— Problem details —
Lines that include the word "упаковке" are the ones to copy.

------------

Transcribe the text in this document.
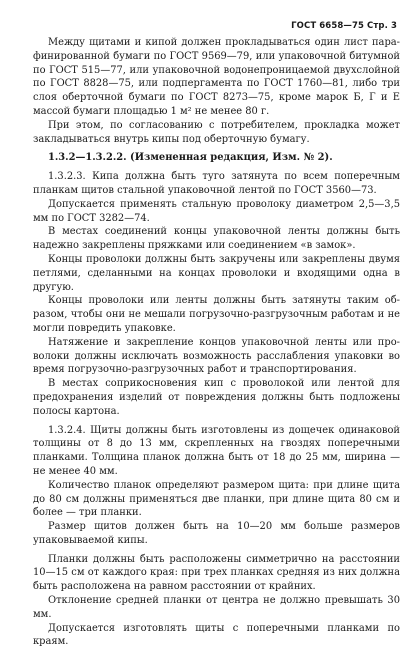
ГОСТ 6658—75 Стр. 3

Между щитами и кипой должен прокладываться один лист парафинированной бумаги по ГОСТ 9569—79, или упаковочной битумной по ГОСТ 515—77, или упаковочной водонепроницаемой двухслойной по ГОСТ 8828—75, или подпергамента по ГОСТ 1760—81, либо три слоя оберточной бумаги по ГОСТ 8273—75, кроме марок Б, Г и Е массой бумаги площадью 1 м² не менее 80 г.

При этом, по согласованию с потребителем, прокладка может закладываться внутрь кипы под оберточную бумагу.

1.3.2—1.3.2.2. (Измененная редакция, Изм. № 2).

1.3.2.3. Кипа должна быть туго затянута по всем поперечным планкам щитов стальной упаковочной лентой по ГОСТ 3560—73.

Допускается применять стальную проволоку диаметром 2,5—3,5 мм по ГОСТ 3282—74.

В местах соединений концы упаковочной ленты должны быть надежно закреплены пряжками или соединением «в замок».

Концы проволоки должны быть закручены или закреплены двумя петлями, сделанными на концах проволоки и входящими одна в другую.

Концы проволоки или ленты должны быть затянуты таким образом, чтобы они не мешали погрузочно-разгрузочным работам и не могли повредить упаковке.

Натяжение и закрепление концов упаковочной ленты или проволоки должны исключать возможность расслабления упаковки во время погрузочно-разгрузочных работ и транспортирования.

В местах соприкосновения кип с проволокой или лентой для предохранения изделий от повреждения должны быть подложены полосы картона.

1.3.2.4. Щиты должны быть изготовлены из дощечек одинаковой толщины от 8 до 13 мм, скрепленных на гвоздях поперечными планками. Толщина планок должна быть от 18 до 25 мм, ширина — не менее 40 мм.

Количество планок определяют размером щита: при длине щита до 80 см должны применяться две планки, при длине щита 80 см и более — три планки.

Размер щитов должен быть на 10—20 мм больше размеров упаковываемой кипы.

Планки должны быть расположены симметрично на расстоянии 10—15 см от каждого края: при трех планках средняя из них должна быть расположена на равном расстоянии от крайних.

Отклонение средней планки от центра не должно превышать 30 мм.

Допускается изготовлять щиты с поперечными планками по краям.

------------

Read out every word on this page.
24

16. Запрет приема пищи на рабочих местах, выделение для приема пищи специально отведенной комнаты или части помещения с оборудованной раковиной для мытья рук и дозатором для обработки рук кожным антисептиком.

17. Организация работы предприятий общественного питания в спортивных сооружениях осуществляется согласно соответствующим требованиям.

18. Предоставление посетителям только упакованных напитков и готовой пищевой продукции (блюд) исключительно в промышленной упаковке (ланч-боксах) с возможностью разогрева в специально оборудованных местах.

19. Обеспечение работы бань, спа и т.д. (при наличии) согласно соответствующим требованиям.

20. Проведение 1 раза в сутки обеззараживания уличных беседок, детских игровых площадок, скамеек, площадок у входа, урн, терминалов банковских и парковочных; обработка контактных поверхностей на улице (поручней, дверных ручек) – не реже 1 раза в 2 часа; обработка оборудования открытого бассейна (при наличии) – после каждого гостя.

------------

— Solution to this problem —
Концы проволоки или ленты должны быть затянуты таким образом, чтобы они не мешали погрузочно-разгрузочным работам и не могли повредить упаковке.
18. Предоставление посетителям только упакованных напитков и готовой пищевой продукции (блюд) исключительно в промышленной упаковке (ланч-боксах) с возможностью разогрева в специально оборудованных местах.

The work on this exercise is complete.